Extracted records:
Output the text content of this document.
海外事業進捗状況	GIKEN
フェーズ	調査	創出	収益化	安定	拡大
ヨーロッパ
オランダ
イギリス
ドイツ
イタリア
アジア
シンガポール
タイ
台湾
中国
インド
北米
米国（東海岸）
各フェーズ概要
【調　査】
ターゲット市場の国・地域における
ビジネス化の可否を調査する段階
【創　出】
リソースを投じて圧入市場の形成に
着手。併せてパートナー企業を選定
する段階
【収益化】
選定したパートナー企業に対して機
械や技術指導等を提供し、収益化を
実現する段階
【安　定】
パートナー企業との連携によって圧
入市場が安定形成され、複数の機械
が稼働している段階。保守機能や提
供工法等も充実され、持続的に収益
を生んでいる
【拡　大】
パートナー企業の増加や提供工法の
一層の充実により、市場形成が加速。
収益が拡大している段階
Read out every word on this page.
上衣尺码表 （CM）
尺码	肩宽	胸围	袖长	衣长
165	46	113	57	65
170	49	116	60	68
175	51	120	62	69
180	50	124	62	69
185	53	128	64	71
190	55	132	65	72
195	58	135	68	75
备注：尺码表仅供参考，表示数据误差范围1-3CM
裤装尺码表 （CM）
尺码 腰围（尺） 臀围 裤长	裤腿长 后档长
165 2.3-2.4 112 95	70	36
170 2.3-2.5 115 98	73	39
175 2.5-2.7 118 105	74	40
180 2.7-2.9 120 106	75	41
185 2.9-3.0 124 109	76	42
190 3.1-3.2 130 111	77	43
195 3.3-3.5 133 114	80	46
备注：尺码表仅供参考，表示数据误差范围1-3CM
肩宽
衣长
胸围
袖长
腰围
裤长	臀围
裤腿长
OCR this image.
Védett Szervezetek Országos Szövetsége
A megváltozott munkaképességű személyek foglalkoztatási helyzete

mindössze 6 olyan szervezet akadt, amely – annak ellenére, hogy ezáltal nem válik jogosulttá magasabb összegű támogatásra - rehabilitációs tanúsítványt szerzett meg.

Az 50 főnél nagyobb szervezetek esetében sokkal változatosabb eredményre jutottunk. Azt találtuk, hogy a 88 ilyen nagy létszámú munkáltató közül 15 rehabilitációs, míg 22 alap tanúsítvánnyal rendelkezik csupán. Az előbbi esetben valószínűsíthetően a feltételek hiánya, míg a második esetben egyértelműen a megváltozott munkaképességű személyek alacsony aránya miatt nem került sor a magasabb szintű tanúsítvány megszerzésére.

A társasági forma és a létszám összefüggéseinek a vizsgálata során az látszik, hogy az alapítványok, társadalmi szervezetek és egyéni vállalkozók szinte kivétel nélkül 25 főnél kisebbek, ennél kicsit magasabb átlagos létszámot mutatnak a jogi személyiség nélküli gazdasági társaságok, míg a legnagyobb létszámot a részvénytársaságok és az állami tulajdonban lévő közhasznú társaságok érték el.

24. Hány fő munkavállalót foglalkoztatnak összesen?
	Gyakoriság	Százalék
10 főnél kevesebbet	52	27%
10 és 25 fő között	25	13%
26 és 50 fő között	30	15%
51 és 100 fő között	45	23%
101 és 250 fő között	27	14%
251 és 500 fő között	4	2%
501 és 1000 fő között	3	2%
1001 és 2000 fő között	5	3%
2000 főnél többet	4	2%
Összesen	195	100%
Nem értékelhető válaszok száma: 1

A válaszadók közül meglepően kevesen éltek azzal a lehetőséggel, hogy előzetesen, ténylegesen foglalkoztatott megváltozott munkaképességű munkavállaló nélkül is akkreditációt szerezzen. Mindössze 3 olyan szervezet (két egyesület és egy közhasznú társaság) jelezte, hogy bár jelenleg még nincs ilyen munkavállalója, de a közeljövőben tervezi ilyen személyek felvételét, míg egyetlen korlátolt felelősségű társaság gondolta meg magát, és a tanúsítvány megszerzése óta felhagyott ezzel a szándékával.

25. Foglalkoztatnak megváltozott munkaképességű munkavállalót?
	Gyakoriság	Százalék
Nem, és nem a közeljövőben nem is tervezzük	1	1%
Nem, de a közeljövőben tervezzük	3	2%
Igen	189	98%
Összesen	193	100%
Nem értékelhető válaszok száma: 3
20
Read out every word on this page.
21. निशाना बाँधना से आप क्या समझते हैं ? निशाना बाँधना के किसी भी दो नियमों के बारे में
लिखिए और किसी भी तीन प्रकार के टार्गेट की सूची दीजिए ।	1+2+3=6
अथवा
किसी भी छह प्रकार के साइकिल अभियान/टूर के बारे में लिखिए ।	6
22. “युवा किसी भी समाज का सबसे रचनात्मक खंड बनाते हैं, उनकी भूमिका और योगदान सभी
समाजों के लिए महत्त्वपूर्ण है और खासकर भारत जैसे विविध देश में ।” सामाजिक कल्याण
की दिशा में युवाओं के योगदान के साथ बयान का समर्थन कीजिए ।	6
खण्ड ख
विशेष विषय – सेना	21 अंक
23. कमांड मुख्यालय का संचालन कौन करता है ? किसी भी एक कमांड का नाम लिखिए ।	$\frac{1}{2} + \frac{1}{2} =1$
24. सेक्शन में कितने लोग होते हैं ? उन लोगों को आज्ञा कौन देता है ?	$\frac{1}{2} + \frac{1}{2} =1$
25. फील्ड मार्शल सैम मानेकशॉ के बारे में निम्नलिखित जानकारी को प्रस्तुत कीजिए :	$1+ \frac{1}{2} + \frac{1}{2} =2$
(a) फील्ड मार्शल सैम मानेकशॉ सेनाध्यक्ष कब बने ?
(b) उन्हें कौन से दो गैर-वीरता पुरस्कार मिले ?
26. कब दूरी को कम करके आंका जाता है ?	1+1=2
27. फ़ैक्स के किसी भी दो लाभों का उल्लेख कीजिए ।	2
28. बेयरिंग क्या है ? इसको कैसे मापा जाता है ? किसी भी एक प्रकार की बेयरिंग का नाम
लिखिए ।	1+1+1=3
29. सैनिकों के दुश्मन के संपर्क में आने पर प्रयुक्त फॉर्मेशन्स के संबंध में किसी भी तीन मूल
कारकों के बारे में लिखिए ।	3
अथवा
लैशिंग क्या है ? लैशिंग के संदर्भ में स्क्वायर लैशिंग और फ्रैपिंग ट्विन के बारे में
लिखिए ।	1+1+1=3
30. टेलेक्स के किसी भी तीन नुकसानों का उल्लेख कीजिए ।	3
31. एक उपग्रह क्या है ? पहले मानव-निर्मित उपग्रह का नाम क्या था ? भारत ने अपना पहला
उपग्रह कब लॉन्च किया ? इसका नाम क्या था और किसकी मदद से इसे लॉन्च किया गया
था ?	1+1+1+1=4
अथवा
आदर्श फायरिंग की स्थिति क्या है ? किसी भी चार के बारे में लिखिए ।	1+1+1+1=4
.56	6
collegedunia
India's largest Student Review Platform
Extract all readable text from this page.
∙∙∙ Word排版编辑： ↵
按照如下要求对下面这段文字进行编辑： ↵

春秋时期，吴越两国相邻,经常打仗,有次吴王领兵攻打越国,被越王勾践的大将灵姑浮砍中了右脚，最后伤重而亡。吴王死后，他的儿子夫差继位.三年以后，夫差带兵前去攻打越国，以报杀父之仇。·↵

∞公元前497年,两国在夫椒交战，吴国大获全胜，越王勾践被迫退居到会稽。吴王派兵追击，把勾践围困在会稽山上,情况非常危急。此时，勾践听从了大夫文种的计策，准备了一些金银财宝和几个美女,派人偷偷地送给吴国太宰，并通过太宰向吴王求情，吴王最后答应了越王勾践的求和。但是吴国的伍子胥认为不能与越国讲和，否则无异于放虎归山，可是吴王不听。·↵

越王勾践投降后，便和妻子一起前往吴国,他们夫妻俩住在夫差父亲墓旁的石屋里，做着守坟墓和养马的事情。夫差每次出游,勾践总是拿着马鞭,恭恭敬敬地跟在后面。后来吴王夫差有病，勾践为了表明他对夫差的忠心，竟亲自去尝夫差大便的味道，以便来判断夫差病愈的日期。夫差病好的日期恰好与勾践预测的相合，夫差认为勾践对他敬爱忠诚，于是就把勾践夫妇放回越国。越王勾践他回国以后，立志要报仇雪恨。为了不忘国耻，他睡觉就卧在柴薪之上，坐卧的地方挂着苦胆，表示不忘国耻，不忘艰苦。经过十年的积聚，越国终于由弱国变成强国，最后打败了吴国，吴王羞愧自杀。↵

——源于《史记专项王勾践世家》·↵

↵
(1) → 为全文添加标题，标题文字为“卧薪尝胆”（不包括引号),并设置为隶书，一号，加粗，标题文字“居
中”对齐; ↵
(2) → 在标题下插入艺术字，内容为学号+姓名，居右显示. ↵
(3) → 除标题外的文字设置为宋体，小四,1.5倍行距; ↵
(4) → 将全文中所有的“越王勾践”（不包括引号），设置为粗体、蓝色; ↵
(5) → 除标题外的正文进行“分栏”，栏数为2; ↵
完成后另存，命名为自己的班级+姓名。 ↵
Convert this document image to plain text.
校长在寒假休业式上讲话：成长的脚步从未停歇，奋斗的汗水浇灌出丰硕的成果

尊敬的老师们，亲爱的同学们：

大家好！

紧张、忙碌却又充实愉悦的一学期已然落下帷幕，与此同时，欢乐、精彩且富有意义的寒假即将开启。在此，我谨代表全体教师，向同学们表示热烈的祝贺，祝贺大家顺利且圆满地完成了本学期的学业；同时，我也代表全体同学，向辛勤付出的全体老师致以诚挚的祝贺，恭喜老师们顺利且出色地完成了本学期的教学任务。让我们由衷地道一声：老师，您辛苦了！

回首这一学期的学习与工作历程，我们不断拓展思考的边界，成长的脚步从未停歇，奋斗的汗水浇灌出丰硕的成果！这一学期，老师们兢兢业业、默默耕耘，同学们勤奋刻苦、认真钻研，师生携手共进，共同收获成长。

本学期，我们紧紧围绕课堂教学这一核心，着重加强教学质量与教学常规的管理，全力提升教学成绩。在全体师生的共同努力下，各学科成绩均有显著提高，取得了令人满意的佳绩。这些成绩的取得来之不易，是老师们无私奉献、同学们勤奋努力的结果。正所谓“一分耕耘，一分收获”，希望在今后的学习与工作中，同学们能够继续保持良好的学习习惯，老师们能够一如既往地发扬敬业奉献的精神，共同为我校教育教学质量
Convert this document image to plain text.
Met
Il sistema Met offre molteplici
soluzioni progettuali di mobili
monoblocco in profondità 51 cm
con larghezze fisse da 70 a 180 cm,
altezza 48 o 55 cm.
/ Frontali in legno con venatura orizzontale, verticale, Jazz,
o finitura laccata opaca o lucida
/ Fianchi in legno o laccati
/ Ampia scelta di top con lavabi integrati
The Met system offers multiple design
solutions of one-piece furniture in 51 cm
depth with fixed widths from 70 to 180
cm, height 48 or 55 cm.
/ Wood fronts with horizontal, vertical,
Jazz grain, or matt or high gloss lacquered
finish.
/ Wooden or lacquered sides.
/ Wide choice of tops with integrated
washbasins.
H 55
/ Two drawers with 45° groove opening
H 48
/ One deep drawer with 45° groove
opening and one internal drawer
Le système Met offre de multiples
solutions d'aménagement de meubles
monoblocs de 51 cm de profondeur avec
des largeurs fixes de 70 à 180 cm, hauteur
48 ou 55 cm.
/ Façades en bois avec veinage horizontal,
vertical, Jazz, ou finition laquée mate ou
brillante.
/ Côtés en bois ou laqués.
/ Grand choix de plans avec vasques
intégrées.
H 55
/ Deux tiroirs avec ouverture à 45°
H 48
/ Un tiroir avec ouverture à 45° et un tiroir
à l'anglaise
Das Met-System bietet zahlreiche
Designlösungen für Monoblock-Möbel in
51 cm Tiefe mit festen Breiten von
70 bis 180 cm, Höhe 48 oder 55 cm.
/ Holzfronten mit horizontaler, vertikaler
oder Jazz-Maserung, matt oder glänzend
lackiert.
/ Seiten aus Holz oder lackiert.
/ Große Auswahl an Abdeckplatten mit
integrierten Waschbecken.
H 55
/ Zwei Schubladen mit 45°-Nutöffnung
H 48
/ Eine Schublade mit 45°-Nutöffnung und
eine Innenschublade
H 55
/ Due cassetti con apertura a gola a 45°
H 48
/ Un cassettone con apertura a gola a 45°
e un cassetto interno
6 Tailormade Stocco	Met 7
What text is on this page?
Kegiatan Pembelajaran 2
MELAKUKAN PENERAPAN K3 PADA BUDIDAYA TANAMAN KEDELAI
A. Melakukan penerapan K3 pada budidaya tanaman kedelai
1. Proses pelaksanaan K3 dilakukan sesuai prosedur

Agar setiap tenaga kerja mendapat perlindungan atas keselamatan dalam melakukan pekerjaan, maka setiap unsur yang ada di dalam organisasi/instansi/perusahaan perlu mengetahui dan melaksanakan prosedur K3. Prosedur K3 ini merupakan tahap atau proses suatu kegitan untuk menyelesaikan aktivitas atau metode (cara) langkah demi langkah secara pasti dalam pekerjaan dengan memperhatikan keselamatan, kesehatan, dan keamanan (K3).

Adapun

Task: Locate and copy each line in the data above that includes the word "matt".

Right answer:
Jazz grain, or matt or high gloss lacquered
oder Jazz-Maserung, matt oder glänzend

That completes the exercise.